MATERIAL PROVIDED
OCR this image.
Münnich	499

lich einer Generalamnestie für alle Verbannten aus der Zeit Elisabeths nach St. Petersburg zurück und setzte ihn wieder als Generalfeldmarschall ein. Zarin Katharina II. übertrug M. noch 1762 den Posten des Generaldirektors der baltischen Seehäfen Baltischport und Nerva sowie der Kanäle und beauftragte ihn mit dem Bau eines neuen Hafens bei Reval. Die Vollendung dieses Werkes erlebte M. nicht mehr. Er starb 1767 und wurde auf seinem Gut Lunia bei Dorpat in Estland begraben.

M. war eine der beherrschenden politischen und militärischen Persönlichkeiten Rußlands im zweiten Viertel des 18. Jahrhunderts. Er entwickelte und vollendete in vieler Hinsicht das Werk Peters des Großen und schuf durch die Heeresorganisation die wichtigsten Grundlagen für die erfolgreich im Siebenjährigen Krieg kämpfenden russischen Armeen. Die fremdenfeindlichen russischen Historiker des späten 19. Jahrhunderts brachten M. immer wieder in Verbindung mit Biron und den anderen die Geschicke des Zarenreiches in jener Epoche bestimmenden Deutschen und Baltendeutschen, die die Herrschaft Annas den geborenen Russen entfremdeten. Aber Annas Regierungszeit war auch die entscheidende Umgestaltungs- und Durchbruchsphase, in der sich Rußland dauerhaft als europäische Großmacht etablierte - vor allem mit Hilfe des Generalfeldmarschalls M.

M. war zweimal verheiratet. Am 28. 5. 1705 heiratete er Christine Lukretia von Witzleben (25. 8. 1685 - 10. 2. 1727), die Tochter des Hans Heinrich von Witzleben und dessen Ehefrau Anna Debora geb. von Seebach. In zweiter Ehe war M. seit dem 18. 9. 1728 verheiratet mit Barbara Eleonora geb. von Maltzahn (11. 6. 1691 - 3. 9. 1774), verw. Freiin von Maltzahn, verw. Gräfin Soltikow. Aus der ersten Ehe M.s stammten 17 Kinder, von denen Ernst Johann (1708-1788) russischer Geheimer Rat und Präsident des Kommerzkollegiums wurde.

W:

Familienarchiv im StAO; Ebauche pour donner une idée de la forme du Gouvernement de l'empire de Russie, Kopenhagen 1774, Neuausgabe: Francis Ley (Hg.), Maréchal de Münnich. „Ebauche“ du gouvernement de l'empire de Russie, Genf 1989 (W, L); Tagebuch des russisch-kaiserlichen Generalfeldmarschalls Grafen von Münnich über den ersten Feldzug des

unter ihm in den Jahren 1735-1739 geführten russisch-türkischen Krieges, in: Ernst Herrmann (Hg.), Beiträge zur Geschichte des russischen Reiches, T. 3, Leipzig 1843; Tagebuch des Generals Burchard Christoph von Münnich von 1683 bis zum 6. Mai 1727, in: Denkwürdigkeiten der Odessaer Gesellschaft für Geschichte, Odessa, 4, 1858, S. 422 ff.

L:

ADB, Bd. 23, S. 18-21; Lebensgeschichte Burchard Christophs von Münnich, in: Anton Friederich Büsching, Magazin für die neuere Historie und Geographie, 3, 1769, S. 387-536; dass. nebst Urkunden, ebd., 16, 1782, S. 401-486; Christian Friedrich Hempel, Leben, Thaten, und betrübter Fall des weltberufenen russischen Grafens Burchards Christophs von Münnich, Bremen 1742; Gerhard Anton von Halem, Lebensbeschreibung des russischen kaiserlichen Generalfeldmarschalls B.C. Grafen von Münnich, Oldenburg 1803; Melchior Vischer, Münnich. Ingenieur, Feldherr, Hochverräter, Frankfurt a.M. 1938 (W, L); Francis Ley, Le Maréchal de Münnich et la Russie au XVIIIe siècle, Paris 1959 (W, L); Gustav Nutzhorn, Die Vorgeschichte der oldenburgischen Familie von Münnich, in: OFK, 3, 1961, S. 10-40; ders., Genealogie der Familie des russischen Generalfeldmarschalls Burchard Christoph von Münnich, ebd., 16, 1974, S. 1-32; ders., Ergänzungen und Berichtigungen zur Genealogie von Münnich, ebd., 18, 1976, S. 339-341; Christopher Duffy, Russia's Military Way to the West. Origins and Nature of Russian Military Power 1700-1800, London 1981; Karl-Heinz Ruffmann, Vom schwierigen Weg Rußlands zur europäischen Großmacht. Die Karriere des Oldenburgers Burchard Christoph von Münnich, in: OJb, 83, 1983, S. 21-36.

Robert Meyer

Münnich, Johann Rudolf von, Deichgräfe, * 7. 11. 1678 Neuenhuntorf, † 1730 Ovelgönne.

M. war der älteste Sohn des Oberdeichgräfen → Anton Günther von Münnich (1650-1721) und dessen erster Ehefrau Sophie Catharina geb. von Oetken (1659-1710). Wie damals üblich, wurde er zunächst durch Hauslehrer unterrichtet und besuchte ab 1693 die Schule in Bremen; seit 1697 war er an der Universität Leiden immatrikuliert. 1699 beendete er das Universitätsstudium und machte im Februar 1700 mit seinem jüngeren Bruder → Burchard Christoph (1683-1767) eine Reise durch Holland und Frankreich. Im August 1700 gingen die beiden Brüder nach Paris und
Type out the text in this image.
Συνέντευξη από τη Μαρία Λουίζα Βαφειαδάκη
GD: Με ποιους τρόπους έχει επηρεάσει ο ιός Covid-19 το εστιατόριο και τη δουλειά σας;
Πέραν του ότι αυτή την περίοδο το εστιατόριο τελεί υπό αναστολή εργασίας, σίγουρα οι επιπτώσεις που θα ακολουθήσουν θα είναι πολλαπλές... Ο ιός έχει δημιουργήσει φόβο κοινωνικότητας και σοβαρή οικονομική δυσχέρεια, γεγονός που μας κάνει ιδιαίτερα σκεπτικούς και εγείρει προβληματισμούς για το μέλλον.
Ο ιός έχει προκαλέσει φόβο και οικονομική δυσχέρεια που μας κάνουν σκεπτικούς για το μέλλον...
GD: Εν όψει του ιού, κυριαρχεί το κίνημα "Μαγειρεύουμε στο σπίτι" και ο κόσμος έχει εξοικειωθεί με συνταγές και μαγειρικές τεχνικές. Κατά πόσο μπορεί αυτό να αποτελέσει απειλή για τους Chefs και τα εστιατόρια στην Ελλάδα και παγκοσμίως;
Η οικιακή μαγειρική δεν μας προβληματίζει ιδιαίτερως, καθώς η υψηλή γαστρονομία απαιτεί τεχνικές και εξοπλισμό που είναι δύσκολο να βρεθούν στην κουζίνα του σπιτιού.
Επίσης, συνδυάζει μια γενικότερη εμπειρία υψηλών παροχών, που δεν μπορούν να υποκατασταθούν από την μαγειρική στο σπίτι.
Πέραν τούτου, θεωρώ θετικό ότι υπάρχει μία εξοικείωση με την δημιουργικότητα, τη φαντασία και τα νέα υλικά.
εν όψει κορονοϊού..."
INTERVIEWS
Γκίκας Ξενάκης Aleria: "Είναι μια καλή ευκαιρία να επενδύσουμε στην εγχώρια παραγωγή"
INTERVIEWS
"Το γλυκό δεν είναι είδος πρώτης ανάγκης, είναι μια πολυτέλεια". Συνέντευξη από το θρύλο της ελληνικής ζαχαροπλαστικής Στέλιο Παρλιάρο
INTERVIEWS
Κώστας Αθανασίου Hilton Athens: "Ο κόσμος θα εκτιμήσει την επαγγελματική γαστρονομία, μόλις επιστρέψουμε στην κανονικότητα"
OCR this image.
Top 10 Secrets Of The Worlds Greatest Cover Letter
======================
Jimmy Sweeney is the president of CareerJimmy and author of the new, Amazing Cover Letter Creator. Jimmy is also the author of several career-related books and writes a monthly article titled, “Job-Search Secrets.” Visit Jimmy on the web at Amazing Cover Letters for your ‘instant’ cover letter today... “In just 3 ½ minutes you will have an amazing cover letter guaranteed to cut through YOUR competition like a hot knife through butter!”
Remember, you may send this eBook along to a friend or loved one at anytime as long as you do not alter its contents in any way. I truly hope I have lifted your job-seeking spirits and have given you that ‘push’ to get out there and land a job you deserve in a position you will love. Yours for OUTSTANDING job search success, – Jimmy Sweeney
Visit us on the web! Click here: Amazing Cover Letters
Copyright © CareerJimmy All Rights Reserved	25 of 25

PROBLEM REQUIREMENTS
In the listing above, count each line that holds the string "γαστρονομία". Give the number only.

OUTPUT FOR THIS EXERCISE
2